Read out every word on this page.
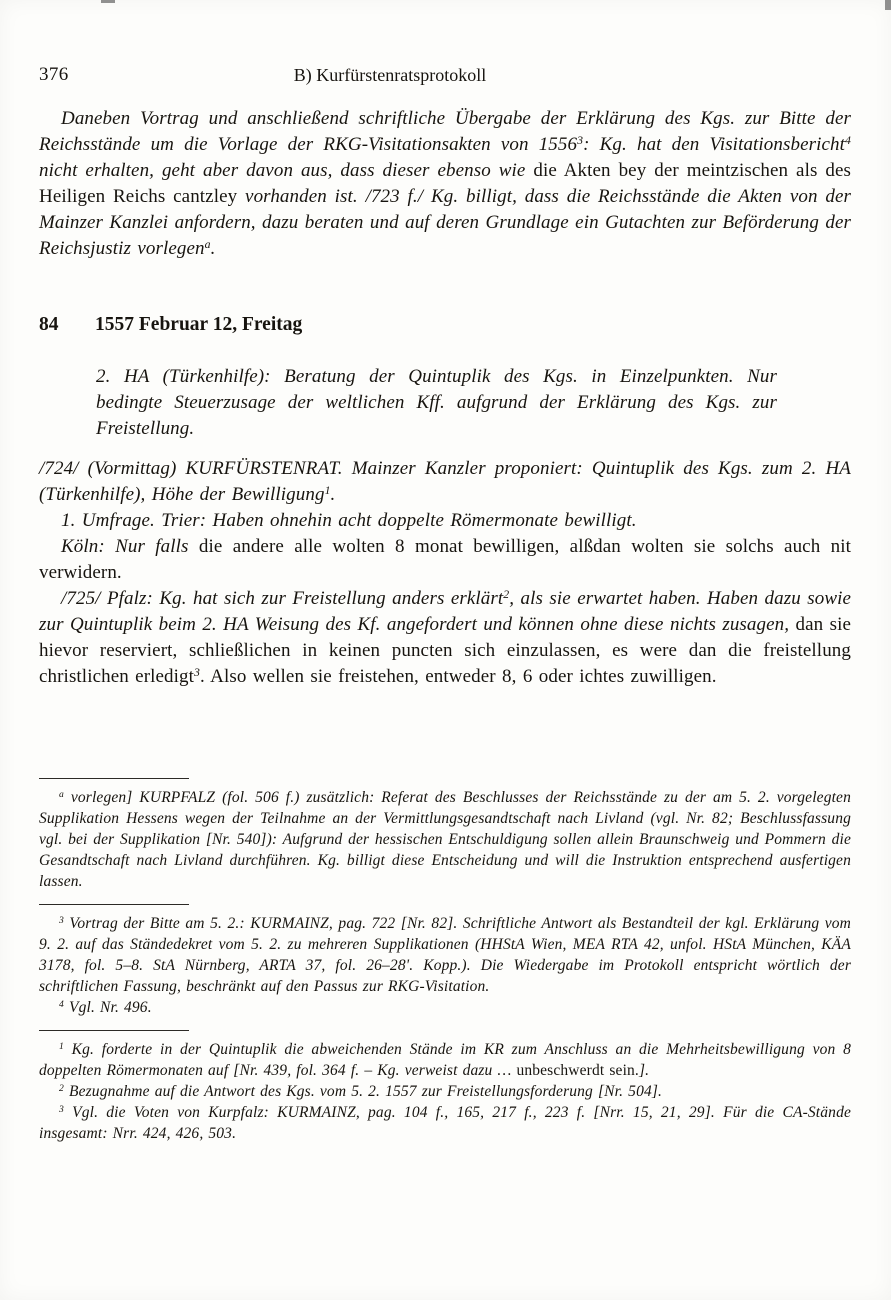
376	B) Kurfürstenratsprotokoll

Daneben Vortrag und anschließend schriftliche Übergabe der Erklärung des Kgs. zur Bitte der Reichsstände um die Vorlage der RKG-Visitationsakten von 1556$^3$: Kg. hat den Visitationsbericht$^4$ nicht erhalten, geht aber davon aus, dass dieser ebenso wie die Akten bey der meintzischen als des Heiligen Reichs cantzley vorhanden ist. /723 f./ Kg. billigt, dass die Reichsstände die Akten von der Mainzer Kanzlei anfordern, dazu beraten und auf deren Grundlage ein Gutachten zur Beförderung der Reichsjustiz vorlegen$^a$.

84	1557 Februar 12, Freitag

2. HA (Türkenhilfe): Beratung der Quintuplik des Kgs. in Einzelpunkten. Nur bedingte Steuerzusage der weltlichen Kff. aufgrund der Erklärung des Kgs. zur Freistellung.

/724/ (Vormittag) KURFÜRSTENRAT. Mainzer Kanzler proponiert: Quintuplik des Kgs. zum 2. HA (Türkenhilfe), Höhe der Bewilligung$^1$.

1. Umfrage. Trier: Haben ohnehin acht doppelte Römermonate bewilligt.

Köln: Nur falls die andere alle wolten 8 monat bewilligen, alßdan wolten sie solchs auch nit verwidern.

/725/ Pfalz: Kg. hat sich zur Freistellung anders erklärt$^2$, als sie erwartet haben. Haben dazu sowie zur Quintuplik beim 2. HA Weisung des Kf. angefordert und können ohne diese nichts zusagen, dan sie hievor reserviert, schließlichen in keinen puncten sich einzulassen, es were dan die freistellung christlichen erledigt$^3$. Also wellen sie freistehen, entweder 8, 6 oder ichtes zuwilligen.

$^a$ vorlegen] KURPFALZ (fol. 506 f.) zusätzlich: Referat des Beschlusses der Reichsstände zu der am 5. 2. vorgelegten Supplikation Hessens wegen der Teilnahme an der Vermittlungsgesandtschaft nach Livland (vgl. Nr. 82; Beschlussfassung vgl. bei der Supplikation [Nr. 540]): Aufgrund der hessischen Entschuldigung sollen allein Braunschweig und Pommern die Gesandtschaft nach Livland durchführen. Kg. billigt diese Entscheidung und will die Instruktion entsprechend ausfertigen lassen.

$^3$ Vortrag der Bitte am 5. 2.: KURMAINZ, pag. 722 [Nr. 82]. Schriftliche Antwort als Bestandteil der kgl. Erklärung vom 9. 2. auf das Ständedekret vom 5. 2. zu mehreren Supplikationen (HHStA Wien, MEA RTA 42, unfol. HStA München, KÄA 3178, fol. 5–8. StA Nürnberg, ARTA 37, fol. 26–28'. Kopp.). Die Wiedergabe im Protokoll entspricht wörtlich der schriftlichen Fassung, beschränkt auf den Passus zur RKG-Visitation.

$^4$ Vgl. Nr. 496.

$^1$ Kg. forderte in der Quintuplik die abweichenden Stände im KR zum Anschluss an die Mehrheitsbewilligung von 8 doppelten Römermonaten auf [Nr. 439, fol. 364 f. – Kg. verweist dazu … unbeschwerdt sein.].

$^2$ Bezugnahme auf die Antwort des Kgs. vom 5. 2. 1557 zur Freistellungsforderung [Nr. 504].

$^3$ Vgl. die Voten von Kurpfalz: KURMAINZ, pag. 104 f., 165, 217 f., 223 f. [Nrr. 15, 21, 29]. Für die CA-Stände insgesamt: Nrr. 424, 426, 503.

= EXERCISE PROMPT =
Go through the records line by line and count those containing the string "Türkenhilfe". Give only the total.

= RESPONSE FOR THIS EXERCISE =
2